::: Exercise material :::

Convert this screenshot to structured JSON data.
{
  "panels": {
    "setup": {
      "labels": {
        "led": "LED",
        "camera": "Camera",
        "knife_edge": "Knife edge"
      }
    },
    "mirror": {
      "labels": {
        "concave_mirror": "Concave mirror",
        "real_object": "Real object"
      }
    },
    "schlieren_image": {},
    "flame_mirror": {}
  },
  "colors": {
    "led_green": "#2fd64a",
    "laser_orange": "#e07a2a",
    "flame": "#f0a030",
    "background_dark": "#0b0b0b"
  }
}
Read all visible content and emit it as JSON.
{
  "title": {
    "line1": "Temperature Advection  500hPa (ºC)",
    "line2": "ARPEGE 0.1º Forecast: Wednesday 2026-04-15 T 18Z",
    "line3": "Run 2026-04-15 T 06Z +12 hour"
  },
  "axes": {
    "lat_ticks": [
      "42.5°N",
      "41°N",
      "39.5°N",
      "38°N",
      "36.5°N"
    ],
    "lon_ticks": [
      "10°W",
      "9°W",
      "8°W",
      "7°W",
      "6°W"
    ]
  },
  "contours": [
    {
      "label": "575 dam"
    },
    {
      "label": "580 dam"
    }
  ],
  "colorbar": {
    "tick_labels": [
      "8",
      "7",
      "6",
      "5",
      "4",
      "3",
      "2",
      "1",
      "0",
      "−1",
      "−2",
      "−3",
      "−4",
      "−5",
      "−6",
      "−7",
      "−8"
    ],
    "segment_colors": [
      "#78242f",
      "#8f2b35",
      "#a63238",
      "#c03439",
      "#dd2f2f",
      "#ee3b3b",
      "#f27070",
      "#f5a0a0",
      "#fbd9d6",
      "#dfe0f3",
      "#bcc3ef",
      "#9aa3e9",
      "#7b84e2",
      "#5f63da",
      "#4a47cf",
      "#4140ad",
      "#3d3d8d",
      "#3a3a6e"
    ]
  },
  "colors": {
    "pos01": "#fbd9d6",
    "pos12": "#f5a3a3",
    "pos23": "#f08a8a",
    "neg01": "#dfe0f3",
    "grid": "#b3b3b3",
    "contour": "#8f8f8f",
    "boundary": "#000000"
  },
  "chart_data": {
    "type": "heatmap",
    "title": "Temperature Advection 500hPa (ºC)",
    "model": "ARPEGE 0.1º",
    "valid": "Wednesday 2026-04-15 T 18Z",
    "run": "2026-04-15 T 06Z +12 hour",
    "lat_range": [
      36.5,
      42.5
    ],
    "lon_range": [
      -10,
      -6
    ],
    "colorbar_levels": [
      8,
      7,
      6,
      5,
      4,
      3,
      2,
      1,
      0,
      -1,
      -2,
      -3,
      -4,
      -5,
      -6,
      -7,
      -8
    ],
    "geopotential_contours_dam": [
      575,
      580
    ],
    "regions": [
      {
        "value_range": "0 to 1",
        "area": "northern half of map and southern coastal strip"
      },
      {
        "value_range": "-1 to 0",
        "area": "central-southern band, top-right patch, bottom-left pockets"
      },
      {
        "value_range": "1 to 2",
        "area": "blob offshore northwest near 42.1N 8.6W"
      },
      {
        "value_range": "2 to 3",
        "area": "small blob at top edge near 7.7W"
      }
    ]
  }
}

:::

Repeat every entry exactly as written above.

Correct response:
Convert this screenshot to structured JSON data.
{
  "panels": {
    "setup": {
      "labels": {
        "led": "LED",
        "camera": "Camera",
        "knife_edge": "Knife edge"
      }
    },
    "mirror": {
      "labels": {
        "concave_mirror": "Concave mirror",
        "real_object": "Real object"
      }
    },
    "schlieren_image": {},
    "flame_mirror": {}
  },
  "colors": {
    "led_green": "#2fd64a",
    "laser_orange": "#e07a2a",
    "flame": "#f0a030",
    "background_dark": "#0b0b0b"
  }
}
Read all visible content and emit it as JSON.
{
  "title": {
    "line1": "Temperature Advection  500hPa (ºC)",
    "line2": "ARPEGE 0.1º Forecast: Wednesday 2026-04-15 T 18Z",
    "line3": "Run 2026-04-15 T 06Z +12 hour"
  },
  "axes": {
    "lat_ticks": [
      "42.5°N",
      "41°N",
      "39.5°N",
      "38°N",
      "36.5°N"
    ],
    "lon_ticks": [
      "10°W",
      "9°W",
      "8°W",
      "7°W",
      "6°W"
    ]
  },
  "contours": [
    {
      "label": "575 dam"
    },
    {
      "label": "580 dam"
    }
  ],
  "colorbar": {
    "tick_labels": [
      "8",
      "7",
      "6",
      "5",
      "4",
      "3",
      "2",
      "1",
      "0",
      "−1",
      "−2",
      "−3",
      "−4",
      "−5",
      "−6",
      "−7",
      "−8"
    ],
    "segment_colors": [
      "#78242f",
      "#8f2b35",
      "#a63238",
      "#c03439",
      "#dd2f2f",
      "#ee3b3b",
      "#f27070",
      "#f5a0a0",
      "#fbd9d6",
      "#dfe0f3",
      "#bcc3ef",
      "#9aa3e9",
      "#7b84e2",
      "#5f63da",
      "#4a47cf",
      "#4140ad",
      "#3d3d8d",
      "#3a3a6e"
    ]
  },
  "colors": {
    "pos01": "#fbd9d6",
    "pos12": "#f5a3a3",
    "pos23": "#f08a8a",
    "neg01": "#dfe0f3",
    "grid": "#b3b3b3",
    "contour": "#8f8f8f",
    "boundary": "#000000"
  },
  "chart_data": {
    "type": "heatmap",
    "title": "Temperature Advection 500hPa (ºC)",
    "model": "ARPEGE 0.1º",
    "valid": "Wednesday 2026-04-15 T 18Z",
    "run": "2026-04-15 T 06Z +12 hour",
    "lat_range": [
      36.5,
      42.5
    ],
    "lon_range": [
      -10,
      -6
    ],
    "colorbar_levels": [
      8,
      7,
      6,
      5,
      4,
      3,
      2,
      1,
      0,
      -1,
      -2,
      -3,
      -4,
      -5,
      -6,
      -7,
      -8
    ],
    "geopotential_contours_dam": [
      575,
      580
    ],
    "regions": [
      {
        "value_range": "0 to 1",
        "area": "northern half of map and southern coastal strip"
      },
      {
        "value_range": "-1 to 0",
        "area": "central-southern band, top-right patch, bottom-left pockets"
      },
      {
        "value_range": "1 to 2",
        "area": "blob offshore northwest near 42.1N 8.6W"
      },
      {
        "value_range": "2 to 3",
        "area": "small blob at top edge near 7.7W"
      }
    ]
  }
}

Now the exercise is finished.